• **Task goal**
Copy out the material word for word, starting with its first line and ending with the line that contains "work-link[interactable]: 小花仙之库安恋，喵~ bbox=[17, 532, 640, 609]", including that line.

• **Records shown**
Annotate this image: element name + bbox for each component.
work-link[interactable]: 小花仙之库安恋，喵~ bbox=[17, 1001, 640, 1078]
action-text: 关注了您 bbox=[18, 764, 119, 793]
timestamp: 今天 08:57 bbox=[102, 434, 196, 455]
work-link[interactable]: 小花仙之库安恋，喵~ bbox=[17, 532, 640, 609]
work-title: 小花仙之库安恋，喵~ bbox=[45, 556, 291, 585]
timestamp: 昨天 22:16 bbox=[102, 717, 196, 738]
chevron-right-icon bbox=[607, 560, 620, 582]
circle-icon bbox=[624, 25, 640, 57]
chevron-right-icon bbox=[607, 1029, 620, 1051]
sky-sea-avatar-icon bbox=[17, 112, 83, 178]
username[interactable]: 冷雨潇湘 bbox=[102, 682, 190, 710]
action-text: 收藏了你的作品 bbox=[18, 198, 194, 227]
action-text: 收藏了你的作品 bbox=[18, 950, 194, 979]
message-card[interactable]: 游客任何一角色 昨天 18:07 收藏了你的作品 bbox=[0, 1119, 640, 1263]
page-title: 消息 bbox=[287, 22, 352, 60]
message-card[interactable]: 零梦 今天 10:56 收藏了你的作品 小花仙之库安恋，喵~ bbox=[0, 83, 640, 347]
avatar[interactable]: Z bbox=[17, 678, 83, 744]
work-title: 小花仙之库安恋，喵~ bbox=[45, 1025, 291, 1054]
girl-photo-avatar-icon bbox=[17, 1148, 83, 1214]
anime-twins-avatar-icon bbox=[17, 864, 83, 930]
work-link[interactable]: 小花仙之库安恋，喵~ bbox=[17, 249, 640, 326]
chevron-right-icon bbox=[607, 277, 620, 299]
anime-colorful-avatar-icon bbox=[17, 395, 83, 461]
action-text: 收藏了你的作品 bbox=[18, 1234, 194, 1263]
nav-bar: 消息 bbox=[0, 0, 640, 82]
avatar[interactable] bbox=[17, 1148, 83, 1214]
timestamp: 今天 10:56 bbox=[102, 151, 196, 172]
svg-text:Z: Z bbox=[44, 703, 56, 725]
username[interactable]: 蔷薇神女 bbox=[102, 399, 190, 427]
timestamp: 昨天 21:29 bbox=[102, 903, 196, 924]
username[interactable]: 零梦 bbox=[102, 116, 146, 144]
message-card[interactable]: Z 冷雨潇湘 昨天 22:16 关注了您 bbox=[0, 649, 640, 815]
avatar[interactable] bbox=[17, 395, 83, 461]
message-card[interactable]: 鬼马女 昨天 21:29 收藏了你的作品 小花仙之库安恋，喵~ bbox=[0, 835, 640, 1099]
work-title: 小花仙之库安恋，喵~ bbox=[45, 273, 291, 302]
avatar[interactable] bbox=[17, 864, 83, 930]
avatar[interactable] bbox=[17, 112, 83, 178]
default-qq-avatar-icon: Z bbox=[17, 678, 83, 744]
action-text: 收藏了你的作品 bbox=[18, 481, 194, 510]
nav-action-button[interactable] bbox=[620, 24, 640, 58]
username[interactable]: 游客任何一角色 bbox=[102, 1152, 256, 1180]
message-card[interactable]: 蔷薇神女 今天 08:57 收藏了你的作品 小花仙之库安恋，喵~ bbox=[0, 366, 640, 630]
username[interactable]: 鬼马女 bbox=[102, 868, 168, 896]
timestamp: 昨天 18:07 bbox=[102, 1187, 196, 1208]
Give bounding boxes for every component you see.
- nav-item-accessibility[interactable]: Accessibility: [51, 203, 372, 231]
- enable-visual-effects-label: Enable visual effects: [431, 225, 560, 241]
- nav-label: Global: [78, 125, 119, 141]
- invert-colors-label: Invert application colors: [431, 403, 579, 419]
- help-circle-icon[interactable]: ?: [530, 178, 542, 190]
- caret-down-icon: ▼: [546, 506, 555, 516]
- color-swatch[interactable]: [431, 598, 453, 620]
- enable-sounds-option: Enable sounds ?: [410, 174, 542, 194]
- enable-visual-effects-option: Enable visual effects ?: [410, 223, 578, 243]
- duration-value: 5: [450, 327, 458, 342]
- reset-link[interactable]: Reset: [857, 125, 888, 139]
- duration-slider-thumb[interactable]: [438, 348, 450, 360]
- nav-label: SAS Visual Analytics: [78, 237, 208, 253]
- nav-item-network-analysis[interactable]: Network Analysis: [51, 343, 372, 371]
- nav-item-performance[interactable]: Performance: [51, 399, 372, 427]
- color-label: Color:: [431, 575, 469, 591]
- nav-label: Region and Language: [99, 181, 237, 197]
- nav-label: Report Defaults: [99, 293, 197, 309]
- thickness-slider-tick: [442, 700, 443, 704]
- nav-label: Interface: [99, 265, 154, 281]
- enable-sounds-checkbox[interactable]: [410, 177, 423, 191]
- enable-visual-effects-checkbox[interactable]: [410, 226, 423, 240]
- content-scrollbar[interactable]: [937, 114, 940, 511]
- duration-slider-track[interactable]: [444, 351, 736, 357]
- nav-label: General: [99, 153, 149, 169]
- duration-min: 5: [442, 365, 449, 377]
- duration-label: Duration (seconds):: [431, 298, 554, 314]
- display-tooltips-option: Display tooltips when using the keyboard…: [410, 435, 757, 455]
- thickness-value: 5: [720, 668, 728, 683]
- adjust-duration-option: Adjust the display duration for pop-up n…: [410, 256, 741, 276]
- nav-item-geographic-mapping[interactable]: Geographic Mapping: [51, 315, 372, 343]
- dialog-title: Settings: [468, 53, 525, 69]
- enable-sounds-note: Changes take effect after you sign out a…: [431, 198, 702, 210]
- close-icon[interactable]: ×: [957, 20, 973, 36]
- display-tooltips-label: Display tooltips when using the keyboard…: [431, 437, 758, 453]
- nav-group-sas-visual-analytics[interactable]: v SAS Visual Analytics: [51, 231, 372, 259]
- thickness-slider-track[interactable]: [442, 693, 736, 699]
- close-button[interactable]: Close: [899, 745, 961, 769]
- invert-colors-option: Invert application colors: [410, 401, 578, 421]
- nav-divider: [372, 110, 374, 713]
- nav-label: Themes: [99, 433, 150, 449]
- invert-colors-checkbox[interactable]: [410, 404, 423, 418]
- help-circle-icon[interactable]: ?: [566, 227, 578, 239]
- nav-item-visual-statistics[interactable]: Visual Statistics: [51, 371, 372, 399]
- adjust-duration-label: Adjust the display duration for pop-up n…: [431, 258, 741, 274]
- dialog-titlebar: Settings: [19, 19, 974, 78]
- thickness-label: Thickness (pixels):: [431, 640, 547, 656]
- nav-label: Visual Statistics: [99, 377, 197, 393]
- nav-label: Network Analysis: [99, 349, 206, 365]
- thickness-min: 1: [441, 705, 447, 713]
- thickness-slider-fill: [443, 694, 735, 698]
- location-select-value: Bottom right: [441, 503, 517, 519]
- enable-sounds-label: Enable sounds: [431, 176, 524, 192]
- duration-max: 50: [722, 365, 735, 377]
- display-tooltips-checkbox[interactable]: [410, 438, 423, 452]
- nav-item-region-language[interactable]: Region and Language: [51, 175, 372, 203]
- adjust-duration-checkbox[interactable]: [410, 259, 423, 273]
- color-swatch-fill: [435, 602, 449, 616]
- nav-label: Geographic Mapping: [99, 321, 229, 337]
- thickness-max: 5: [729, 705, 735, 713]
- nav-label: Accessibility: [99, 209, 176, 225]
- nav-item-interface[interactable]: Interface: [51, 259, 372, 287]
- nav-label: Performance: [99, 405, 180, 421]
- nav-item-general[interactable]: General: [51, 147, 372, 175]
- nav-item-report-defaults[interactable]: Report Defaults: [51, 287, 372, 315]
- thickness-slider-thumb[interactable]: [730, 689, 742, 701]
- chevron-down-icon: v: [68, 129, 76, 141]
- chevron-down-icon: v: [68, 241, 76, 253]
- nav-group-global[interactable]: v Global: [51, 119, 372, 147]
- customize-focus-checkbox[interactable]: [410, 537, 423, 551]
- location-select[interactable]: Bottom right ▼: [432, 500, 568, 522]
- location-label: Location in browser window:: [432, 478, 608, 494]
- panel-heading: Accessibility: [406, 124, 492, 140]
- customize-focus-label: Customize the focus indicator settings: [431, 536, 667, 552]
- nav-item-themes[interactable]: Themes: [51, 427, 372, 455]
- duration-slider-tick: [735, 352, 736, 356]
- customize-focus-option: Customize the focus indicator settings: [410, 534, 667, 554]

• **Written answer**
Annotate this image: element name + bbox for each component.
work-link[interactable]: 小花仙之库安恋，喵~ bbox=[17, 1001, 640, 1078]
action-text: 关注了您 bbox=[18, 764, 119, 793]
timestamp: 今天 08:57 bbox=[102, 434, 196, 455]
work-link[interactable]: 小花仙之库安恋，喵~ bbox=[17, 532, 640, 609]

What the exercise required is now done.